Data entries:

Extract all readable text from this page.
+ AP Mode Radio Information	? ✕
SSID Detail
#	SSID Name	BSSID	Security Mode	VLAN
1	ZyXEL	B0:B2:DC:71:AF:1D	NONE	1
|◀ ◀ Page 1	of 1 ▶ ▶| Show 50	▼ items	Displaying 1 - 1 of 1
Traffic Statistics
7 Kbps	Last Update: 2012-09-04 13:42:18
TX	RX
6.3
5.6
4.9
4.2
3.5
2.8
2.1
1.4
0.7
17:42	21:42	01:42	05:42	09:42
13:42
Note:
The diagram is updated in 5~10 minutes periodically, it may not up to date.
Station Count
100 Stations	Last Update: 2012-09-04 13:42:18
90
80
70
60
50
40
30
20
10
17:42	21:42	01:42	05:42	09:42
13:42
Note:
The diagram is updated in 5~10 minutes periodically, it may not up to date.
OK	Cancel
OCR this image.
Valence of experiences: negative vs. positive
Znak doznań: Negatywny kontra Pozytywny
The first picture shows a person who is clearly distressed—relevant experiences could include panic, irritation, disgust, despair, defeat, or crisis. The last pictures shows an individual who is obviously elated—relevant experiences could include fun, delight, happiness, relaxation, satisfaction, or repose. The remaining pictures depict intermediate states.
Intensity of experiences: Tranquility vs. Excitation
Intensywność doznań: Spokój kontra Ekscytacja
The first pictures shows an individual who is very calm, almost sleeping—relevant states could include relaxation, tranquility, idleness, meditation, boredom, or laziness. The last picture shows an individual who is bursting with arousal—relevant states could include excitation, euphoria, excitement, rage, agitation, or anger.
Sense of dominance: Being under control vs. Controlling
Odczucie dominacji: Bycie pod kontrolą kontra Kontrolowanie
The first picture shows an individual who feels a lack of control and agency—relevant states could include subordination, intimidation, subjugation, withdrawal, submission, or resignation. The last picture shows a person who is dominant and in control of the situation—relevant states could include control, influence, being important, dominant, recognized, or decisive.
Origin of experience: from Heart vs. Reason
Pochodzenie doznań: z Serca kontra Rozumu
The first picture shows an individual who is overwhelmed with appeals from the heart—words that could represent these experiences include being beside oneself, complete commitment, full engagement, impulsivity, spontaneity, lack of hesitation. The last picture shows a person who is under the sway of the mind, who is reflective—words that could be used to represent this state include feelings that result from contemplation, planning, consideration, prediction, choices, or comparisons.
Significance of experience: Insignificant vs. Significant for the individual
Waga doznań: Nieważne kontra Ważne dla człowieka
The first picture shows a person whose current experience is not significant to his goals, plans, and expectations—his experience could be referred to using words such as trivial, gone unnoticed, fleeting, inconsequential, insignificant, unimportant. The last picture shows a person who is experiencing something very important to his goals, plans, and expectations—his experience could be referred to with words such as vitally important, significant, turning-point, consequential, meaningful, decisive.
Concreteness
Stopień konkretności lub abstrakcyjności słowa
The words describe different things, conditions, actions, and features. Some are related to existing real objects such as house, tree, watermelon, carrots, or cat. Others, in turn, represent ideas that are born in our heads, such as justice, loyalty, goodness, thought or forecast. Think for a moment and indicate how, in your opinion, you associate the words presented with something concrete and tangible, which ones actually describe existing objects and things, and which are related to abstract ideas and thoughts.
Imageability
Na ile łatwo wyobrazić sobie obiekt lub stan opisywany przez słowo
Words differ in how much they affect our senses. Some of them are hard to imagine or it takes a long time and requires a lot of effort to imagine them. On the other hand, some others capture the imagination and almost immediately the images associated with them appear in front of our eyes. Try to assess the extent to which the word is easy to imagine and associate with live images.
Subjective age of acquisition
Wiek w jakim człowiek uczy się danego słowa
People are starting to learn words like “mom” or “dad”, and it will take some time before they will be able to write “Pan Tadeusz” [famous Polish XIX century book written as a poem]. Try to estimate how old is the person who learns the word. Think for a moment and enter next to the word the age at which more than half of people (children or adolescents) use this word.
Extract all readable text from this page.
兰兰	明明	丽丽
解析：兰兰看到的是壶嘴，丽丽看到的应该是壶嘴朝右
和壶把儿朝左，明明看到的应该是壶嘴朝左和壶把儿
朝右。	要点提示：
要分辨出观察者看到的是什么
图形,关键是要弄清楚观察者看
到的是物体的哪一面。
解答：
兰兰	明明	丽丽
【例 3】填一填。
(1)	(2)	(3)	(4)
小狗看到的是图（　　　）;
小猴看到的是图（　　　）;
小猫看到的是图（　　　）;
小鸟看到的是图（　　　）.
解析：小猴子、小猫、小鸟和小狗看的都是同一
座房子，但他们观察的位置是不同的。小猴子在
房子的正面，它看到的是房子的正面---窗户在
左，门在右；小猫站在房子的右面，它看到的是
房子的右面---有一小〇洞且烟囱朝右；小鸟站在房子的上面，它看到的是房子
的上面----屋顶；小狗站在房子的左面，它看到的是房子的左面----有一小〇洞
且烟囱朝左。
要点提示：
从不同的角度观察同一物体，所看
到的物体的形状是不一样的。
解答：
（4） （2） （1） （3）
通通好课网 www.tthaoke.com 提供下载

**WHAT YOU ARE ASKED TO DO**
Your task is to return the full listing exactly as it was given.

**THE RESULT**
Extract all readable text from this page.
+ AP Mode Radio Information	? ✕
SSID Detail
#	SSID Name	BSSID	Security Mode	VLAN
1	ZyXEL	B0:B2:DC:71:AF:1D	NONE	1
|◀ ◀ Page 1	of 1 ▶ ▶| Show 50	▼ items	Displaying 1 - 1 of 1
Traffic Statistics
7 Kbps	Last Update: 2012-09-04 13:42:18
TX	RX
6.3
5.6
4.9
4.2
3.5
2.8
2.1
1.4
0.7
17:42	21:42	01:42	05:42	09:42
13:42
Note:
The diagram is updated in 5~10 minutes periodically, it may not up to date.
Station Count
100 Stations	Last Update: 2012-09-04 13:42:18
90
80
70
60
50
40
30
20
10
17:42	21:42	01:42	05:42	09:42
13:42
Note:
The diagram is updated in 5~10 minutes periodically, it may not up to date.
OK	Cancel
OCR this image.
Valence of experiences: negative vs. positive
Znak doznań: Negatywny kontra Pozytywny
The first picture shows a person who is clearly distressed—relevant experiences could include panic, irritation, disgust, despair, defeat, or crisis. The last pictures shows an individual who is obviously elated—relevant experiences could include fun, delight, happiness, relaxation, satisfaction, or repose. The remaining pictures depict intermediate states.
Intensity of experiences: Tranquility vs. Excitation
Intensywność doznań: Spokój kontra Ekscytacja
The first pictures shows an individual who is very calm, almost sleeping—relevant states could include relaxation, tranquility, idleness, meditation, boredom, or laziness. The last picture shows an individual who is bursting with arousal—relevant states could include excitation, euphoria, excitement, rage, agitation, or anger.
Sense of dominance: Being under control vs. Controlling
Odczucie dominacji: Bycie pod kontrolą kontra Kontrolowanie
The first picture shows an individual who feels a lack of control and agency—relevant states could include subordination, intimidation, subjugation, withdrawal, submission, or resignation. The last picture shows a person who is dominant and in control of the situation—relevant states could include control, influence, being important, dominant, recognized, or decisive.
Origin of experience: from Heart vs. Reason
Pochodzenie doznań: z Serca kontra Rozumu
The first picture shows an individual who is overwhelmed with appeals from the heart—words that could represent these experiences include being beside oneself, complete commitment, full engagement, impulsivity, spontaneity, lack of hesitation. The last picture shows a person who is under the sway of the mind, who is reflective—words that could be used to represent this state include feelings that result from contemplation, planning, consideration, prediction, choices, or comparisons.
Significance of experience: Insignificant vs. Significant for the individual
Waga doznań: Nieważne kontra Ważne dla człowieka
The first picture shows a person whose current experience is not significant to his goals, plans, and expectations—his experience could be referred to using words such as trivial, gone unnoticed, fleeting, inconsequential, insignificant, unimportant. The last picture shows a person who is experiencing something very important to his goals, plans, and expectations—his experience could be referred to with words such as vitally important, significant, turning-point, consequential, meaningful, decisive.
Concreteness
Stopień konkretności lub abstrakcyjności słowa
The words describe different things, conditions, actions, and features. Some are related to existing real objects such as house, tree, watermelon, carrots, or cat. Others, in turn, represent ideas that are born in our heads, such as justice, loyalty, goodness, thought or forecast. Think for a moment and indicate how, in your opinion, you associate the words presented with something concrete and tangible, which ones actually describe existing objects and things, and which are related to abstract ideas and thoughts.
Imageability
Na ile łatwo wyobrazić sobie obiekt lub stan opisywany przez słowo
Words differ in how much they affect our senses. Some of them are hard to imagine or it takes a long time and requires a lot of effort to imagine them. On the other hand, some others capture the imagination and almost immediately the images associated with them appear in front of our eyes. Try to assess the extent to which the word is easy to imagine and associate with live images.
Subjective age of acquisition
Wiek w jakim człowiek uczy się danego słowa
People are starting to learn words like “mom” or “dad”, and it will take some time before they will be able to write “Pan Tadeusz” [famous Polish XIX century book written as a poem]. Try to estimate how old is the person who learns the word. Think for a moment and enter next to the word the age at which more than half of people (children or adolescents) use this word.
Extract all readable text from this page.
兰兰	明明	丽丽
解析：兰兰看到的是壶嘴，丽丽看到的应该是壶嘴朝右
和壶把儿朝左，明明看到的应该是壶嘴朝左和壶把儿
朝右。	要点提示：
要分辨出观察者看到的是什么
图形,关键是要弄清楚观察者看
到的是物体的哪一面。
解答：
兰兰	明明	丽丽
【例 3】填一填。
(1)	(2)	(3)	(4)
小狗看到的是图（　　　）;
小猴看到的是图（　　　）;
小猫看到的是图（　　　）;
小鸟看到的是图（　　　）.
解析：小猴子、小猫、小鸟和小狗看的都是同一
座房子，但他们观察的位置是不同的。小猴子在
房子的正面，它看到的是房子的正面---窗户在
左，门在右；小猫站在房子的右面，它看到的是
房子的右面---有一小〇洞且烟囱朝右；小鸟站在房子的上面，它看到的是房子
的上面----屋顶；小狗站在房子的左面，它看到的是房子的左面----有一小〇洞
且烟囱朝左。
要点提示：
从不同的角度观察同一物体，所看
到的物体的形状是不一样的。
解答：
（4） （2） （1） （3）
通通好课网 www.tthaoke.com 提供下载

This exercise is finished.